======== Information given

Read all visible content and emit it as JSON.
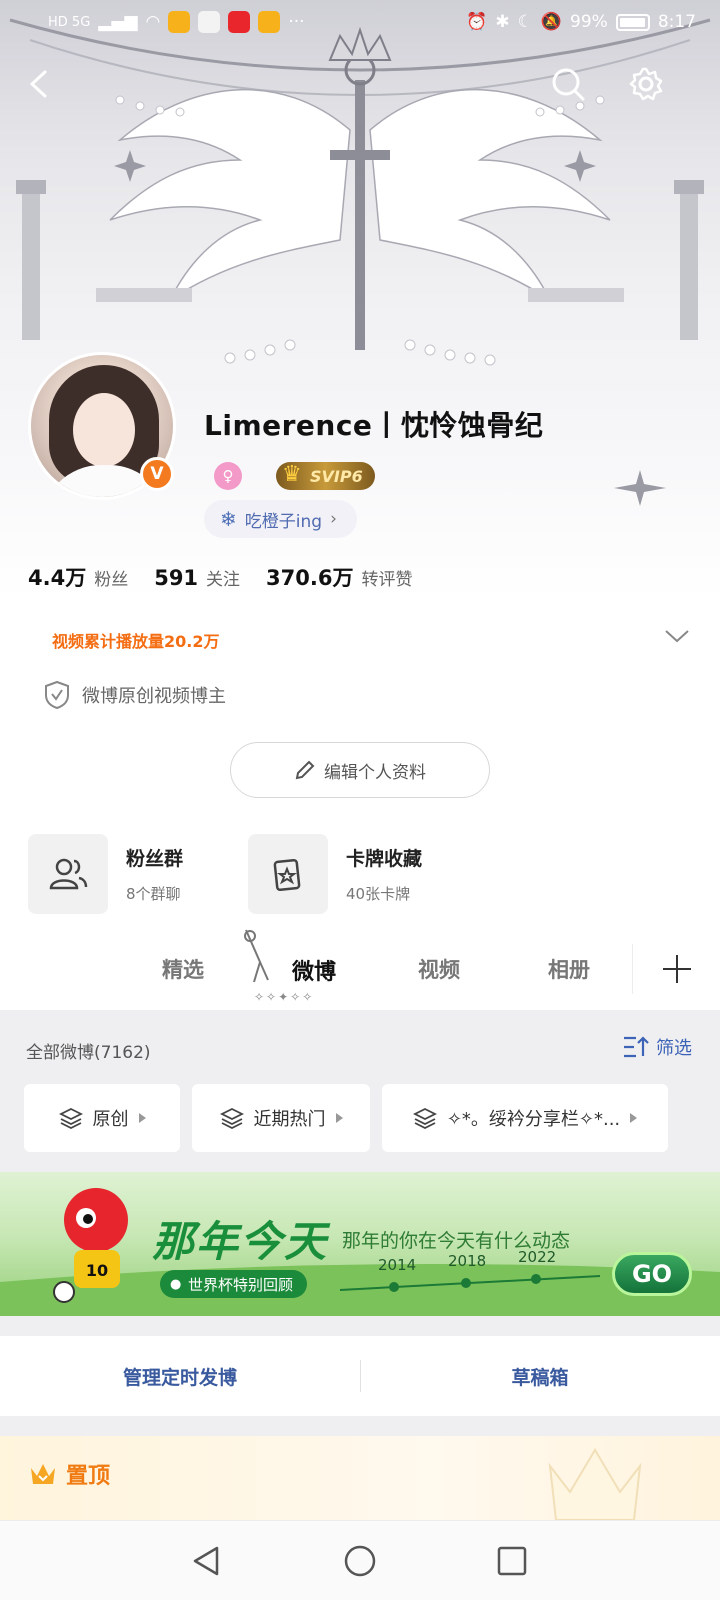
{
  "status_bar": {
    "network": "HD 5G",
    "battery": "99%",
    "time": "8:17"
  },
  "profile": {
    "username": "Limerence丨忱怜蚀骨纪",
    "svip_label": "SVIP6",
    "verified_badge": "V",
    "status_text": "吃橙子ing",
    "stats": [
      {
        "value": "4.4万",
        "label": "粉丝"
      },
      {
        "value": "591",
        "label": "关注"
      },
      {
        "value": "370.6万",
        "label": "转评赞"
      }
    ],
    "video_plays": "视频累计播放量20.2万",
    "certification": "微博原创视频博主",
    "edit_button": "编辑个人资料"
  },
  "quick_entries": [
    {
      "title": "粉丝群",
      "subtitle": "8个群聊",
      "icon": "users-icon"
    },
    {
      "title": "卡牌收藏",
      "subtitle": "40张卡牌",
      "icon": "card-star-icon"
    }
  ],
  "tabs": [
    {
      "label": "精选",
      "active": false
    },
    {
      "label": "微博",
      "active": true
    },
    {
      "label": "视频",
      "active": false
    },
    {
      "label": "相册",
      "active": false
    }
  ],
  "feed": {
    "title": "全部微博(7162)",
    "filter_label": "筛选",
    "chips": [
      {
        "label": "原创"
      },
      {
        "label": "近期热门"
      },
      {
        "label": "✧*。绥衿分享栏✧*..."
      }
    ]
  },
  "banner": {
    "title": "那年今天",
    "subtitle": "那年的你在今天有什么动态",
    "tag": "世界杯特别回顾",
    "years": [
      "2014",
      "2018",
      "2022"
    ],
    "go_label": "GO",
    "mascot_number": "10"
  },
  "manage": {
    "scheduled": "管理定时发博",
    "drafts": "草稿箱"
  },
  "pinned": {
    "label": "置顶"
  },
  "colors": {
    "accent_orange": "#f46d12",
    "link_blue": "#3c63b6",
    "verified_orange": "#f47a1f",
    "banner_green": "#1a8f3b"
  }
}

================

The task ::
Pictures in the records above are left out; print everything else exactly as written.

Finished task ::
Read all visible content and emit it as JSON.
{
  "status_bar": {
    "network": "HD 5G",
    "battery": "99%",
    "time": "8:17"
  },
  "profile": {
    "username": "Limerence丨忱怜蚀骨纪",
    "svip_label": "SVIP6",
    "verified_badge": "V",
    "status_text": "吃橙子ing",
    "stats": [
      {
        "value": "4.4万",
        "label": "粉丝"
      },
      {
        "value": "591",
        "label": "关注"
      },
      {
        "value": "370.6万",
        "label": "转评赞"
      }
    ],
    "video_plays": "视频累计播放量20.2万",
    "certification": "微博原创视频博主",
    "edit_button": "编辑个人资料"
  },
  "quick_entries": [
    {
      "title": "粉丝群",
      "subtitle": "8个群聊",
      "icon": "users-icon"
    },
    {
      "title": "卡牌收藏",
      "subtitle": "40张卡牌",
      "icon": "card-star-icon"
    }
  ],
  "tabs": [
    {
      "label": "精选",
      "active": false
    },
    {
      "label": "微博",
      "active": true
    },
    {
      "label": "视频",
      "active": false
    },
    {
      "label": "相册",
      "active": false
    }
  ],
  "feed": {
    "title": "全部微博(7162)",
    "filter_label": "筛选",
    "chips": [
      {
        "label": "原创"
      },
      {
        "label": "近期热门"
      },
      {
        "label": "✧*。绥衿分享栏✧*..."
      }
    ]
  },
  "banner": {
    "title": "那年今天",
    "subtitle": "那年的你在今天有什么动态",
    "tag": "世界杯特别回顾",
    "years": [
      "2014",
      "2018",
      "2022"
    ],
    "go_label": "GO",
    "mascot_number": "10"
  },
  "manage": {
    "scheduled": "管理定时发博",
    "drafts": "草稿箱"
  },
  "pinned": {
    "label": "置顶"
  },
  "colors": {
    "accent_orange": "#f46d12",
    "link_blue": "#3c63b6",
    "verified_orange": "#f47a1f",
    "banner_green": "#1a8f3b"
  }
}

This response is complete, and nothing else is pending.